* **What is expected**:
Find the lines of data that contain the string "Improvement", then list them.
* begin Data listing *
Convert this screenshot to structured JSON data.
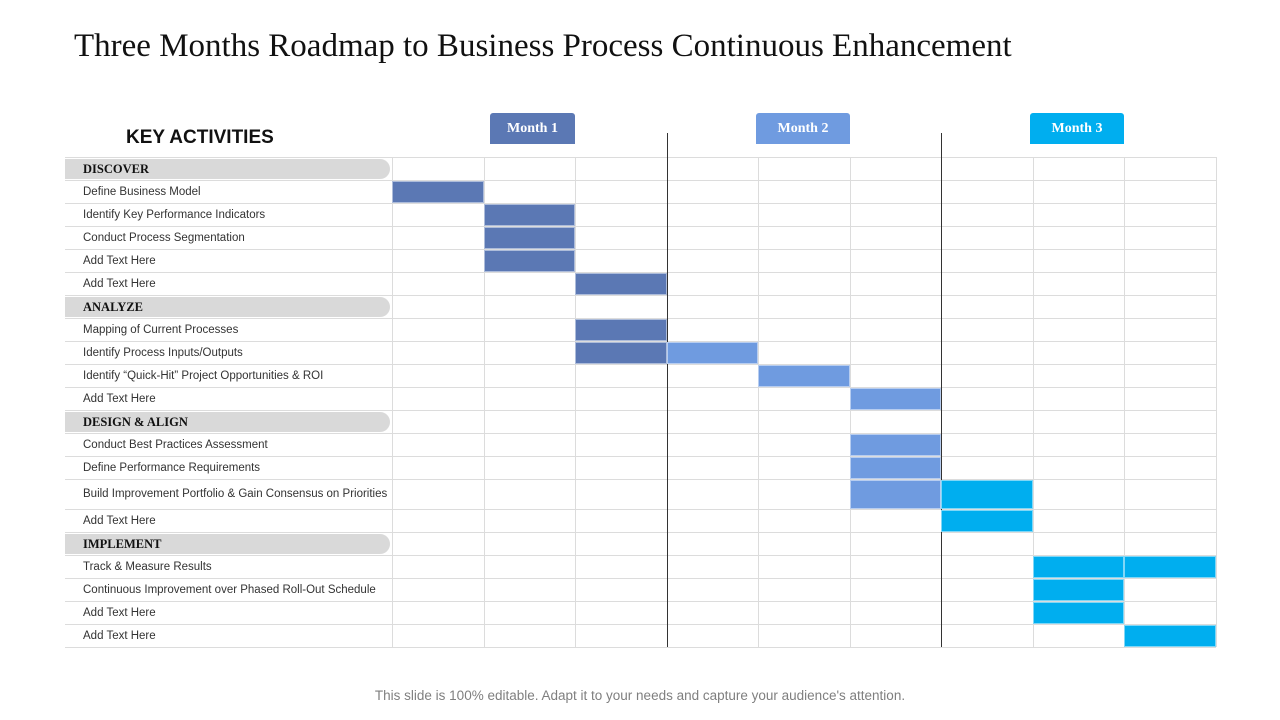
{
  "title": "Three Months Roadmap to Business Process Continuous Enhancement",
  "key_activities_label": "KEY ACTIVITIES",
  "months": [
    {
      "label": "Month 1",
      "color": "#5b78b4"
    },
    {
      "label": "Month 2",
      "color": "#6f9be0"
    },
    {
      "label": "Month 3",
      "color": "#00aeef"
    }
  ],
  "weeks_per_month": 3,
  "rows": [
    {
      "type": "group",
      "label": "DISCOVER"
    },
    {
      "type": "task",
      "label": "Define Business Model",
      "weeks": [
        1
      ],
      "month": 1
    },
    {
      "type": "task",
      "label": "Identify Key Performance Indicators",
      "weeks": [
        2
      ],
      "month": 1
    },
    {
      "type": "task",
      "label": "Conduct Process Segmentation",
      "weeks": [
        2
      ],
      "month": 1
    },
    {
      "type": "task",
      "label": "Add Text Here",
      "weeks": [
        2
      ],
      "month": 1
    },
    {
      "type": "task",
      "label": "Add Text Here",
      "weeks": [
        3
      ],
      "month": 1
    },
    {
      "type": "group",
      "label": "ANALYZE"
    },
    {
      "type": "task",
      "label": "Mapping of Current Processes",
      "weeks": [
        3
      ],
      "month": 1
    },
    {
      "type": "task",
      "label": "Identify Process Inputs/Outputs",
      "weeks": [
        3
      ],
      "month": 1,
      "extra_weeks": [
        4
      ],
      "extra_month": 2
    },
    {
      "type": "task",
      "label": "Identify “Quick-Hit” Project Opportunities & ROI",
      "weeks": [
        5
      ],
      "month": 2
    },
    {
      "type": "task",
      "label": "Add Text Here",
      "weeks": [
        6
      ],
      "month": 2
    },
    {
      "type": "group",
      "label": "DESIGN & ALIGN"
    },
    {
      "type": "task",
      "label": "Conduct Best Practices Assessment",
      "weeks": [
        6
      ],
      "month": 2
    },
    {
      "type": "task",
      "label": "Define Performance Requirements",
      "weeks": [
        6
      ],
      "month": 2
    },
    {
      "type": "task",
      "label": "Build Improvement Portfolio & Gain Consensus on Priorities",
      "weeks": [
        6
      ],
      "month": 2,
      "extra_weeks": [
        7
      ],
      "extra_month": 3,
      "tall": true
    },
    {
      "type": "task",
      "label": "Add Text Here",
      "weeks": [
        7
      ],
      "month": 3
    },
    {
      "type": "group",
      "label": "IMPLEMENT"
    },
    {
      "type": "task",
      "label": "Track & Measure Results",
      "weeks": [
        8,
        9
      ],
      "month": 3
    },
    {
      "type": "task",
      "label": "Continuous Improvement over Phased Roll-Out Schedule",
      "weeks": [
        8
      ],
      "month": 3
    },
    {
      "type": "task",
      "label": "Add Text Here",
      "weeks": [
        8
      ],
      "month": 3
    },
    {
      "type": "task",
      "label": "Add Text Here",
      "weeks": [
        9
      ],
      "month": 3
    }
  ],
  "footer": "This slide is 100% editable. Adapt it to your needs and capture your audience's attention."
}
* end Data listing *
* **Final answer**:
      "label": "Build Improvement Portfolio & Gain Consensus on Priorities",
      "label": "Continuous Improvement over Phased Roll-Out Schedule",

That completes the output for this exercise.